Direction => Find all lines in the records that include the word "name", and copy them out.

Records for the exercise =>

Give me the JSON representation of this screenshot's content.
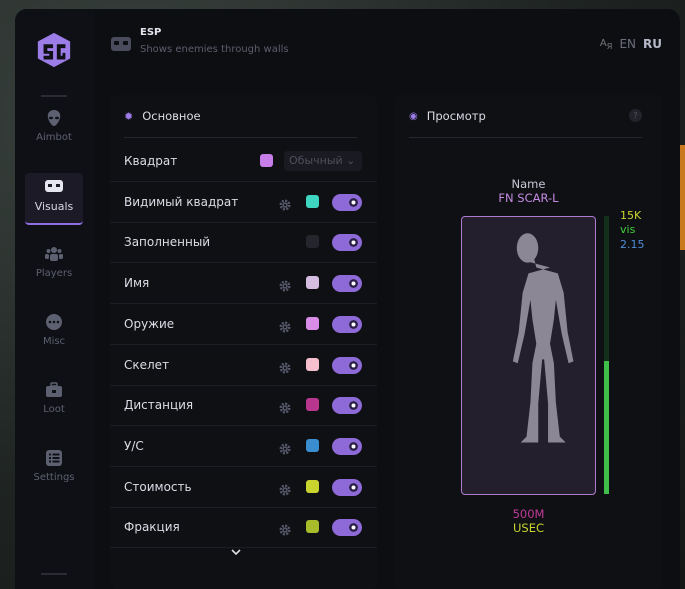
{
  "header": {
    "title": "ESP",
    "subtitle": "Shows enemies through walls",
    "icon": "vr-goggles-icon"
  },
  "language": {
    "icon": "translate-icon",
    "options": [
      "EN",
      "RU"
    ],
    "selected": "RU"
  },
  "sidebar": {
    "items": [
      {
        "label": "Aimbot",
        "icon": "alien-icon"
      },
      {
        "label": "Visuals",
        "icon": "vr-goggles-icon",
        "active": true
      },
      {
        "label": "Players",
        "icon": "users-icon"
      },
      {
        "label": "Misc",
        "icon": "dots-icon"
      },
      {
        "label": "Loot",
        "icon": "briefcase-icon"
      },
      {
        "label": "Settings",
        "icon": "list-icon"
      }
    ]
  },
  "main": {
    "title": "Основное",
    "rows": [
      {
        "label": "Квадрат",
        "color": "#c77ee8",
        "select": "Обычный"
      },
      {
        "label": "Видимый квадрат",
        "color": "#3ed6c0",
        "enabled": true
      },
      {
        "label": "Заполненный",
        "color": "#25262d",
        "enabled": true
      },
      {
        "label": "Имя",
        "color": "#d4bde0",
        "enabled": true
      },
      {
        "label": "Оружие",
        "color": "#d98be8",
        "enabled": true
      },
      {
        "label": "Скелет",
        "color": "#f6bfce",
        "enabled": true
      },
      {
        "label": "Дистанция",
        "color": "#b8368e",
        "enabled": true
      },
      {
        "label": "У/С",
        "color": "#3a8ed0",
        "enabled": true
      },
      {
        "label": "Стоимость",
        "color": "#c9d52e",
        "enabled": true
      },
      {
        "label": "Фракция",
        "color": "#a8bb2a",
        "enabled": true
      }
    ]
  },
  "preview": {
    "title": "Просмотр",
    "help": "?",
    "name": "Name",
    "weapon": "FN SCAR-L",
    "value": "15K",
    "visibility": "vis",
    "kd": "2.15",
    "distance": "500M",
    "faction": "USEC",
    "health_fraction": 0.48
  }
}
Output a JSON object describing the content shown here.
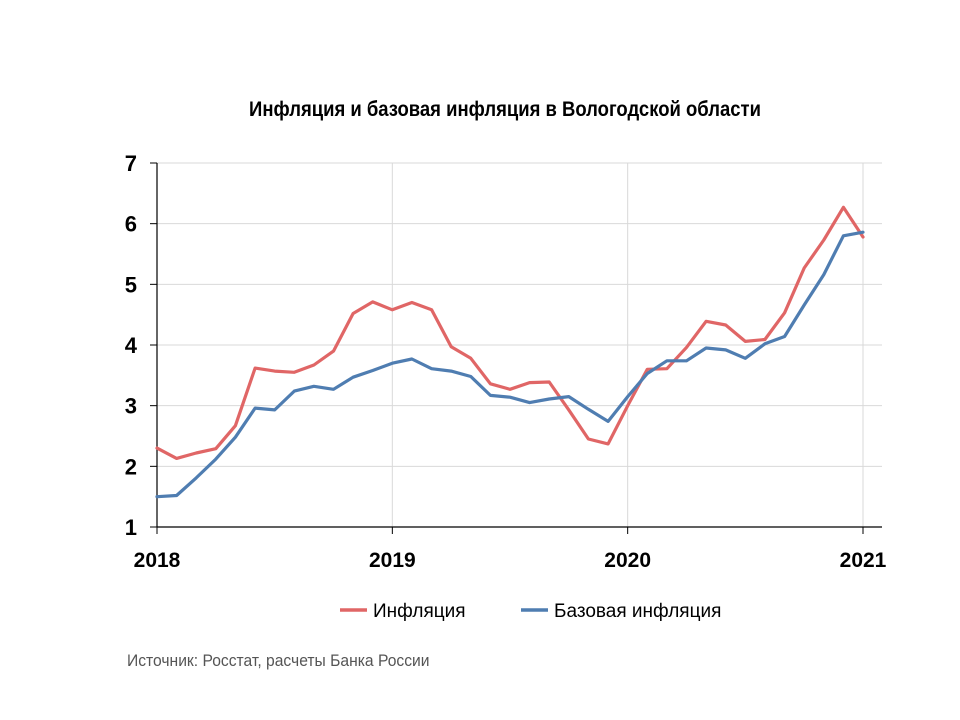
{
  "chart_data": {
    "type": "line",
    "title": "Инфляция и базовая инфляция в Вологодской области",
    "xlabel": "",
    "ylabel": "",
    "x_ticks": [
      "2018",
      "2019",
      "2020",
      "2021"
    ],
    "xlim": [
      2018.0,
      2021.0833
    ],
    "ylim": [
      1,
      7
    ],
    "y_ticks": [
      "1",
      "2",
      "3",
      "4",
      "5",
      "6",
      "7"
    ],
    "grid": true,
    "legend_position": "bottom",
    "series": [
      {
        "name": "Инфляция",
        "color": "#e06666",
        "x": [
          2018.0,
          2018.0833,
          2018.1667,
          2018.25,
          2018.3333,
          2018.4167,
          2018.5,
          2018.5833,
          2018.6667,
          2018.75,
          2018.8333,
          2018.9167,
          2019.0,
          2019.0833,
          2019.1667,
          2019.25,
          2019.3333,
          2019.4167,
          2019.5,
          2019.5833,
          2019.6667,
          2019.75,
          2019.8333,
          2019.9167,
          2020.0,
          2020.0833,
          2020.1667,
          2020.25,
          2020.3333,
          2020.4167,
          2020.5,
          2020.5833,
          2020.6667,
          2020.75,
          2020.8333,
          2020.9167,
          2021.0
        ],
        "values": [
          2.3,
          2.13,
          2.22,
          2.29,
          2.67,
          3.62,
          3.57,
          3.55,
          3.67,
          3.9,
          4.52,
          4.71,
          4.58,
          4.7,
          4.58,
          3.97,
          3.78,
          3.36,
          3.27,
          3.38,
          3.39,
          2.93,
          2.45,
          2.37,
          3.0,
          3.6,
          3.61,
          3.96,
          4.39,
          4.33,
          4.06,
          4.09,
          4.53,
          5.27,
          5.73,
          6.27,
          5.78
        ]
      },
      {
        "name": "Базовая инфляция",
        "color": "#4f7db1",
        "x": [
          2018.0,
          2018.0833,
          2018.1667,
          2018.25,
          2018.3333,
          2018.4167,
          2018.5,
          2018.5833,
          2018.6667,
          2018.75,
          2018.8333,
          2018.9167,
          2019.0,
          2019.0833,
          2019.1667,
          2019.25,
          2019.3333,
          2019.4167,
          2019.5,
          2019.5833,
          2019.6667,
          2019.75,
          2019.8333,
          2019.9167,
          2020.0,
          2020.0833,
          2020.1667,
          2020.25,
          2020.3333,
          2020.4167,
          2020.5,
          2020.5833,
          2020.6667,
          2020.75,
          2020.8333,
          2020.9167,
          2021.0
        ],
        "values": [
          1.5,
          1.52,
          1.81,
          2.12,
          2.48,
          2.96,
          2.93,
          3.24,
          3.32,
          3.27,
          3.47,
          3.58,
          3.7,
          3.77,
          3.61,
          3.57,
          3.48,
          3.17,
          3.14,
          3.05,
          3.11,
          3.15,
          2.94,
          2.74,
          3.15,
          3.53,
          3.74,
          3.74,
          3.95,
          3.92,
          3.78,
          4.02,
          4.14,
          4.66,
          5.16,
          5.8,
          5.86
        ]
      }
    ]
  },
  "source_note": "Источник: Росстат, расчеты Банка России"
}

...

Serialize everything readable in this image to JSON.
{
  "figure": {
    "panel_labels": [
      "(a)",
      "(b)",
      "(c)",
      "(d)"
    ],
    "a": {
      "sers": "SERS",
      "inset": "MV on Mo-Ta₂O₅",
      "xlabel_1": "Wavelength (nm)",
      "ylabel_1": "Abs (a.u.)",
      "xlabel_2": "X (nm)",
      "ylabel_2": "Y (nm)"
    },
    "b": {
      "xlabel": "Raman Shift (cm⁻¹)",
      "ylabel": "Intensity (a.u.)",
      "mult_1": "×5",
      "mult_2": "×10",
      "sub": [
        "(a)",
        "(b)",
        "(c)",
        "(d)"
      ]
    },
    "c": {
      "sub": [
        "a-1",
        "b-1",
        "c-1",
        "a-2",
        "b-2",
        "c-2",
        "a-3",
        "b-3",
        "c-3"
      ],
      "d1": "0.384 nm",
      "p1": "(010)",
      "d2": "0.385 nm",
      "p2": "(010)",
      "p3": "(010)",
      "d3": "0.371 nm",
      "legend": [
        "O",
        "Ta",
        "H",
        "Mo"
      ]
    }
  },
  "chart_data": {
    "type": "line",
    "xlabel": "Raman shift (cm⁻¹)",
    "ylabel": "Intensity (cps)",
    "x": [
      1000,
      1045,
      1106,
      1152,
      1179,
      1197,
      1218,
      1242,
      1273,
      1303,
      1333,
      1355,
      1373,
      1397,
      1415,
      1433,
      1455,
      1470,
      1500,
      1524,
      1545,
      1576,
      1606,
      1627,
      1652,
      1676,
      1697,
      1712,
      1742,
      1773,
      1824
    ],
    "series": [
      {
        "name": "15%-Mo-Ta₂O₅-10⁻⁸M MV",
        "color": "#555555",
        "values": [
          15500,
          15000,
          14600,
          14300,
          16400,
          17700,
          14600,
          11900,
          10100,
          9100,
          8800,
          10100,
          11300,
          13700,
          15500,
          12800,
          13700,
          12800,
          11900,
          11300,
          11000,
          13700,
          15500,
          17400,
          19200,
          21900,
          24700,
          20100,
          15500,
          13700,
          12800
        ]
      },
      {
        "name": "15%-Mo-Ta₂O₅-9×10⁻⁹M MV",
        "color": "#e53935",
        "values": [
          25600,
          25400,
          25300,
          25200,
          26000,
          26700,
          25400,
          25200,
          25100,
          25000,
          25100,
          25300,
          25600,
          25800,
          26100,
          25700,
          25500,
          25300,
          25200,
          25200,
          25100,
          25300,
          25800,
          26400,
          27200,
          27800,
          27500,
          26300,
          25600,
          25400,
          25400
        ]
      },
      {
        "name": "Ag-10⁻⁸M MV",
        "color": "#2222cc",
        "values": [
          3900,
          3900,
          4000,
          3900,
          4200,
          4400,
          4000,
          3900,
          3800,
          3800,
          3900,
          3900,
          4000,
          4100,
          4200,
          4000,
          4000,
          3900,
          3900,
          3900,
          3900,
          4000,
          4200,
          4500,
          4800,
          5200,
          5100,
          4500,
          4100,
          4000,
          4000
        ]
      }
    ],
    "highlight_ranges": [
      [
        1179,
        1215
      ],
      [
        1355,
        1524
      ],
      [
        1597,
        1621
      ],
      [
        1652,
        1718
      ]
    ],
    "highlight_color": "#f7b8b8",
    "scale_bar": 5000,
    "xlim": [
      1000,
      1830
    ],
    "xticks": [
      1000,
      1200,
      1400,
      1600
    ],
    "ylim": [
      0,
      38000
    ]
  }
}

Expected answer =>
    "name": "Name",
        "name": "Инфляция",
        "name": "Базовая инфляция",
        "name": "15%-Mo-Ta₂O₅-10⁻⁸M MV",
        "name": "15%-Mo-Ta₂O₅-9×10⁻⁹M MV",
        "name": "Ag-10⁻⁸M MV",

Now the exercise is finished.